* **DOCUMENT EXTRACT**
--- --- ---
American medicine was publicly flogged recently because life expectancy in our country falls below that of most wealthy nations. This is totally unfair. I don't think we should blame the medical industry for our lifespan. Medicine in the United States is doing everything in its power to fight death. Heck, we spend twice as much per person on medical care than any other country.

By Darrel Crain, D.C.

Long may you live!

American medicine was publicly flogged recently because life expectancy in our country falls below that of most wealthy nations. This is totally unfair. “The wise man lives as long as he ought, not so long as he can,” according to Montaigne, and he was French! The French, of course, rank above everyone except the Japanese and the Australians for life expectancy. Anyway, I don’t think we should blame the medical industry for our lifespan. Medicine in the United States is doing everything in its power to fight death. Heck, we spend twice as much per person on medical care than any other country. Take that, Japan!

Here in America we have a solid tradition of treating old age as a disease and recognizing death as the ultimate enemy. “We can! We must! We will fight death, to the uh, to the death!” Isn’t it amazing that roughly 80 percent of the money spent on all medical care occurs in the last few weeks of life?

“Congratulations Mrs. Jones, your 87-year-old husband has a new heart, one new lung and a couple of new kidneys. The procedure was difficult but 100 percent successful. We did a great job!”

“But my husband died!”

“Yeah, we’re truly sorry about that, we did everything we could think of. Anyway, that’ll be $178,542 please. Will that be cash, check or charge?”
--- --- ---
* **MATERIAL PROVIDED**
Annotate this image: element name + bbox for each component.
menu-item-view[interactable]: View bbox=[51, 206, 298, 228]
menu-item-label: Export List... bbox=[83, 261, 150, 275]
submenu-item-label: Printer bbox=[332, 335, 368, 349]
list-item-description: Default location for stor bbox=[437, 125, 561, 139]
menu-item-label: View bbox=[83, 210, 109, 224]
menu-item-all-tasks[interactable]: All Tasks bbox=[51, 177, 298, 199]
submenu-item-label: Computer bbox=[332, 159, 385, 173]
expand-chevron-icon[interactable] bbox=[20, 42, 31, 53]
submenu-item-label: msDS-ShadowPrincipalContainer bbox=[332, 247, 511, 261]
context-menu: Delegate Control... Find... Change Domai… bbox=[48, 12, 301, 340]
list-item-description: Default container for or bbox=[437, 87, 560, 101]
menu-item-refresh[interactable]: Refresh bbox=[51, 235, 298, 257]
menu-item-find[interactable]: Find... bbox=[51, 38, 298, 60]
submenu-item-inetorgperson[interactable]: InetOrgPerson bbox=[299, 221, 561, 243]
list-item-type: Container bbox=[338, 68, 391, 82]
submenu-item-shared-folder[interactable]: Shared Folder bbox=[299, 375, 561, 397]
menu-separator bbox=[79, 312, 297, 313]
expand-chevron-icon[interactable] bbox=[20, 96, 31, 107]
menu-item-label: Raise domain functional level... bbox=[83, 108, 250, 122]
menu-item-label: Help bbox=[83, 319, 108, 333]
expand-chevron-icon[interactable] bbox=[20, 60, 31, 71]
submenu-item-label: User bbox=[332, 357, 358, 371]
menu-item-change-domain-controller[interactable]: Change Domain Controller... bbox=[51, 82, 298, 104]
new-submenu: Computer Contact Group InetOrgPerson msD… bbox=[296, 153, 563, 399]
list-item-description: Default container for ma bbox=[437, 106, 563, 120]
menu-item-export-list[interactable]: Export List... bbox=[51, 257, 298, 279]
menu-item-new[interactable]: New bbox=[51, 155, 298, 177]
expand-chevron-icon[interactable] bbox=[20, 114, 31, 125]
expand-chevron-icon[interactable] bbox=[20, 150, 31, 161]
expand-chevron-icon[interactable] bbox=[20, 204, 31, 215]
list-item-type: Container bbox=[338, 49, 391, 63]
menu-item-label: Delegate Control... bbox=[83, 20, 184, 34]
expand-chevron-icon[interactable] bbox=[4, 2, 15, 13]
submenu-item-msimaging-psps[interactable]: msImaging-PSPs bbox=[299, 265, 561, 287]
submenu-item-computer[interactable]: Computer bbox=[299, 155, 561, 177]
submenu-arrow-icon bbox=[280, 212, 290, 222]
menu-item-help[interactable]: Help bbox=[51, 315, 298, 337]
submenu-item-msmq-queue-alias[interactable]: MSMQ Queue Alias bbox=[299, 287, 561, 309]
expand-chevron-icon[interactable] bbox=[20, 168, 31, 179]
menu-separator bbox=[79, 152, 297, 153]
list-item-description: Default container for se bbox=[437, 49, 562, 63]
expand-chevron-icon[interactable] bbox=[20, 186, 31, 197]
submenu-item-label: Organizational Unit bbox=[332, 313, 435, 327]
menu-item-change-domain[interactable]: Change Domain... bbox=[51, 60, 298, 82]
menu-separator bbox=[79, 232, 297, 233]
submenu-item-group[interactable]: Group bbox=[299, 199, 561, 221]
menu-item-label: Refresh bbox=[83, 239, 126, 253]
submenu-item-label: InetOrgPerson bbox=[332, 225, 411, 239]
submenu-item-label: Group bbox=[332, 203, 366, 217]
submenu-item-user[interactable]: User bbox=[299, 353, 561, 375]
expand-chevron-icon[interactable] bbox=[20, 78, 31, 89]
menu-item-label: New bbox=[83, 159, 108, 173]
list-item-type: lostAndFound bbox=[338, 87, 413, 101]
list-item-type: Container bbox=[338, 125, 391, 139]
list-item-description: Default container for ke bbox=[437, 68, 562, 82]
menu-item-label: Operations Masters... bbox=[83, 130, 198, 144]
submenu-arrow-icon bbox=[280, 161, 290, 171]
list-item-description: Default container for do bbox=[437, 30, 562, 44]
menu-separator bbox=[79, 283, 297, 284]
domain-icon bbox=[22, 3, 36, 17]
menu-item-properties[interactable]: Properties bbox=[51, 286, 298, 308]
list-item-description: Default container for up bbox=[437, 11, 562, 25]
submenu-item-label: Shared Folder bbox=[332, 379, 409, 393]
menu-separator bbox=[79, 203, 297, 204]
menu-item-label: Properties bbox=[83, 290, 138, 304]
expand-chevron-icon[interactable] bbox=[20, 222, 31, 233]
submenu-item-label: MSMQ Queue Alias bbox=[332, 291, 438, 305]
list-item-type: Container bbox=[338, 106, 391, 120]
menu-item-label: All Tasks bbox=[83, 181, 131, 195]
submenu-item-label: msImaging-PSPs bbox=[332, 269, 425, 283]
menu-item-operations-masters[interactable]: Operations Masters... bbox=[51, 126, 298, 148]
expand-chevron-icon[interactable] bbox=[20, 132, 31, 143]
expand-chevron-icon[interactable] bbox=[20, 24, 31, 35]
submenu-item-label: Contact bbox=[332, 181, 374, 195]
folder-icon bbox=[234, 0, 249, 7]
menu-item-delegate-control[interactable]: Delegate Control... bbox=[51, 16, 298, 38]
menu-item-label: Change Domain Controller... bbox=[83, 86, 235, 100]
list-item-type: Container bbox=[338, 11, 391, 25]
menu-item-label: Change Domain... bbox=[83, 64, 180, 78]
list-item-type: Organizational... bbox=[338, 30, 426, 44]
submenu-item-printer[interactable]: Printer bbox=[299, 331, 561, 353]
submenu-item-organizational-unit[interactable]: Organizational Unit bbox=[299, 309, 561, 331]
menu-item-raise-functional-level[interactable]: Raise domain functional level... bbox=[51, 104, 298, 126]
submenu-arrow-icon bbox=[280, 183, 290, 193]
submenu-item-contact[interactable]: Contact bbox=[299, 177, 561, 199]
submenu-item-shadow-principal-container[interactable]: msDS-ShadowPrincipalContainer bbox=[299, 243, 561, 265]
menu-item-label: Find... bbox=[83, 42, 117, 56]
--- --- ---
* **REQUIRED ACTION 1**
In the essay on American life expectancy, revise the passage starting at "By Darrel Crain, D.C." and ending at "Take that, Japan!", substituting "criticized" for "flogged".
* **REQUIRED ACTION 2**
Take the essay on American life expectancy further, continuing after its final sentence.
The rows were drawn from a source separate from the text.

* **RESULT 1**
By Darrel Crain, D.C.

Long may you live!

American medicine was publicly criticized recently because life expectancy in our country falls below that of most wealthy nations. This is totally unfair. “The wise man lives as long as he ought, not so long as he can,” according to Montaigne, and he was French! The French, of course, rank above everyone except the Japanese and the Australians for life expectancy. Anyway, I don’t think we should blame the medical industry for our lifespan. Medicine in the United States is doing everything in its power to fight death. Heck, we spend twice as much per person on medical care than any other country. Take that, Japan!

* **RESULT 2**
Art Linkletter said, “The four stages of life are infancy, childhood, adolescence and obsolescence.” He was joking, of course, but people who believe old age means feebleness and disability will likely end up that way. If good health and long life are our goals, we might be wise to study people who live long, healthy lives.

“The man who has lived the longest is not he who has spent the greatest number of years, but he who has had the greatest sensibility of life,” according to Rousseau. At times, the world is enriched with an individual who achieves both a long life and great sensibility. I was nine when just such a man moved in next door, Grandpa Bert.

Starting at a young age, Bert climbed the ladder of success one rung at a time, rising from office boy to become vice president of a farm implement company in St. Paul, Minnesota. Then the depression hit and he lost everything. The resilient optimist that he was, Bert declared, “We might starve, but we won’t freeze!” and he and Grandma Isabel moved the family west to California.

Bert joked and laughed right up to the last day of his 99 years. “It’s a terrible thing getting old, but it beats the alternative!” That was the closest thing to a complaint Bert ever uttered about growing old. Ask how he was doing and he would tell you, “I’ve still got all my marbles, but they may be rattling around a bit in there!”

Of course, Bert’s excellent health during his long life did not necessarily stem from ten decades of strictly eating only health foods. He explained to me when I was ten how to balance your meals, “Hold a hot dog in one hand and a glass of root beer in the other.” Significantly though, he loved describing what he ate in his early years: farm-fresh food free of antibiotics, hormones, pesticides and herbicides.

Bert was able to get around and do the things he enjoyed up to the very end of his days, better than loads of people twenty and thirty years his junior. He never seemed preoccupied with old age. He advised us to “stay on the sunny side of life,” and “take life one day at a time.” He loved walking and walked nearly every day. Before the housing development bulldozed its way into our valley, a very long dirt road connected our old ranch to the main road. Bert used to walk down in the morning to pick up the newspaper and drop outgoing mail in the mailbox. Later he would walk down again and carry a large bundle of mail up the hill.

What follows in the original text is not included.